* What to produce:
Where the data below has the string "systémem", return the whole line.

Stored records:
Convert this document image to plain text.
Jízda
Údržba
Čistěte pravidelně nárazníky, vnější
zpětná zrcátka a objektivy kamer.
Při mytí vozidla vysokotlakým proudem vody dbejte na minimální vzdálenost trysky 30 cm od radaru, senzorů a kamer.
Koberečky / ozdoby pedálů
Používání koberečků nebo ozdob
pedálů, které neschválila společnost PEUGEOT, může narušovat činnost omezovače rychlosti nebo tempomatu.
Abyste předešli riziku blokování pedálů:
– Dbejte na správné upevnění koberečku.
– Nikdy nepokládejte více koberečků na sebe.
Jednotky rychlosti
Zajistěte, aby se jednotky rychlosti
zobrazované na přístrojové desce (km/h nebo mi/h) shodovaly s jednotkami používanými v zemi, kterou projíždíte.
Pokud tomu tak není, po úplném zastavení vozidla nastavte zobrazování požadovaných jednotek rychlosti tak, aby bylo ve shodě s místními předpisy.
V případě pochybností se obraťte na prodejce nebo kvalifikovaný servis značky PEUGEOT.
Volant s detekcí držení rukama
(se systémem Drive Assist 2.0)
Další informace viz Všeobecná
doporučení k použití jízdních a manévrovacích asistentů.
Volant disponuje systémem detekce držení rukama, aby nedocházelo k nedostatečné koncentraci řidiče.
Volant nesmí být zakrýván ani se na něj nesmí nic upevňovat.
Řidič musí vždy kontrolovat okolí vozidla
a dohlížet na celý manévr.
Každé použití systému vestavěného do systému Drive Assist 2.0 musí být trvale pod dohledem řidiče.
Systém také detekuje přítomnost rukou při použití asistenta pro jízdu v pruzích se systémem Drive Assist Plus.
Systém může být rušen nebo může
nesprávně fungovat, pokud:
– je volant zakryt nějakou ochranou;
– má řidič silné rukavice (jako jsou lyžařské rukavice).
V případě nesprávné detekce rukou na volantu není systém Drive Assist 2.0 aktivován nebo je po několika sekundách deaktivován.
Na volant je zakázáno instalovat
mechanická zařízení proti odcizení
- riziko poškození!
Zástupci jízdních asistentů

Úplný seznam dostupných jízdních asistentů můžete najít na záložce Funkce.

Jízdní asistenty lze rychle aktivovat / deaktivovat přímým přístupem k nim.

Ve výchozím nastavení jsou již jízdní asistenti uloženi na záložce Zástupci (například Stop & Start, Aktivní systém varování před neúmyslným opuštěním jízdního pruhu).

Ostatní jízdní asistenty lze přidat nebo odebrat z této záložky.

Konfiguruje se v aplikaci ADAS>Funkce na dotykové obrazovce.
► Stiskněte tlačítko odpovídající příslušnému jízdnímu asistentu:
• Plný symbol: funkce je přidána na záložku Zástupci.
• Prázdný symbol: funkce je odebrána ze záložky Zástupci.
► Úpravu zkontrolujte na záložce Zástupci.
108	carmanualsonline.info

* * *

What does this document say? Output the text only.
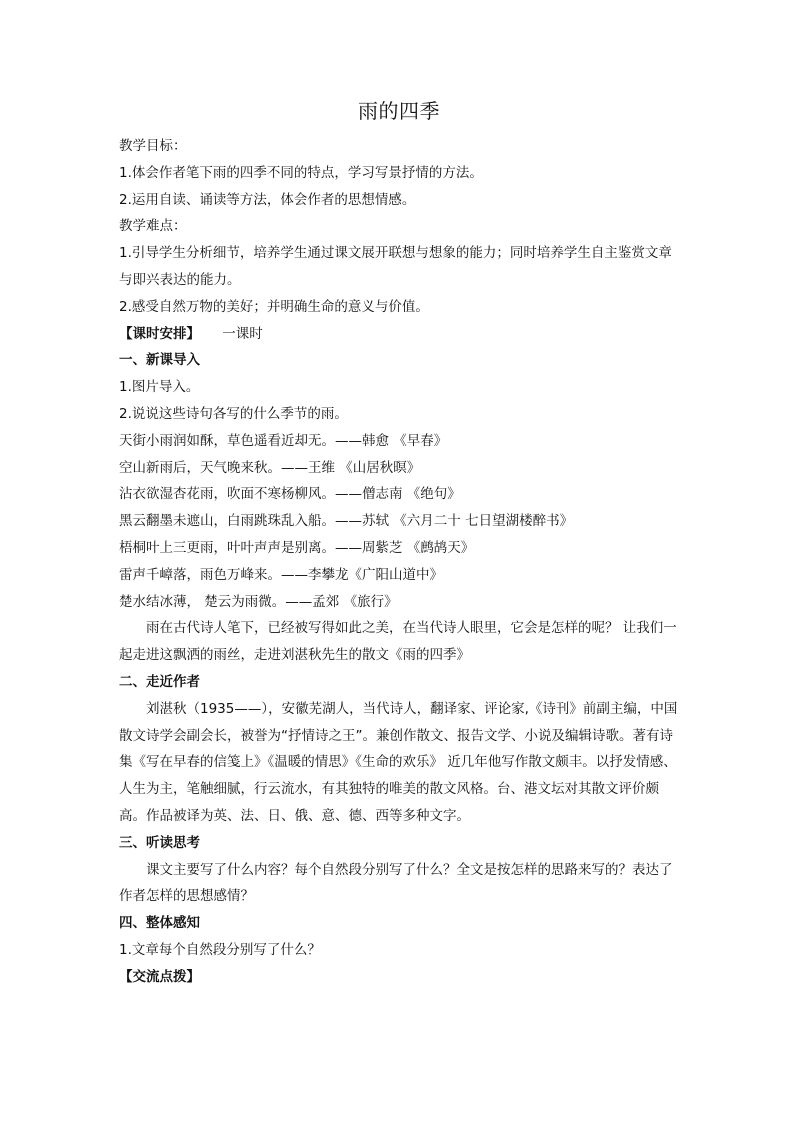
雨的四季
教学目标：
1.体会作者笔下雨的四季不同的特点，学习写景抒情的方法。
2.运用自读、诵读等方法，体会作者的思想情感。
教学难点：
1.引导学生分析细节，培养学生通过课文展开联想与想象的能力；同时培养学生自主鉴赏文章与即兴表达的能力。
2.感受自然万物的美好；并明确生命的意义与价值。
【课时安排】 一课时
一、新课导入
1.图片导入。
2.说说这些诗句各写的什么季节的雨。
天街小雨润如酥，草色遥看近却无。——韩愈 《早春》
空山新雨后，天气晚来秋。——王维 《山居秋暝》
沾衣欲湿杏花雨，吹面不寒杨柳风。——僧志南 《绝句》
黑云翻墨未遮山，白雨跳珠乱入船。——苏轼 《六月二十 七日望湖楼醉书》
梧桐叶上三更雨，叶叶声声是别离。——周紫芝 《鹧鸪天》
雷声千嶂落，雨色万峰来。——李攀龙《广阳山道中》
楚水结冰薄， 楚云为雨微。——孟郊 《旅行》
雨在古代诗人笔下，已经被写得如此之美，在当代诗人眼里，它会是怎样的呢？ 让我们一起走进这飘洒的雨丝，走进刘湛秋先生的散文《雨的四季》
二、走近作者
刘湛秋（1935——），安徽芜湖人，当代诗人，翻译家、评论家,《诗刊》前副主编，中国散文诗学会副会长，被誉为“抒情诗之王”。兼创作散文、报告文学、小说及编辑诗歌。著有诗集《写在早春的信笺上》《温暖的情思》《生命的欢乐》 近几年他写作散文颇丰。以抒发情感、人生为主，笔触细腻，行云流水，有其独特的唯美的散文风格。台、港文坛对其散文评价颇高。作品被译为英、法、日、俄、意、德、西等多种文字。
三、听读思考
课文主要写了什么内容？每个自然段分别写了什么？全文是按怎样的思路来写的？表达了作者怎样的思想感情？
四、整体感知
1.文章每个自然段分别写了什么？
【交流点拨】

* Solution:
(se systémem Drive Assist 2.0)
Volant disponuje systémem detekce držení rukama, aby nedocházelo k nedostatečné koncentraci řidiče.
Systém také detekuje přítomnost rukou při použití asistenta pro jízdu v pruzích se systémem Drive Assist Plus.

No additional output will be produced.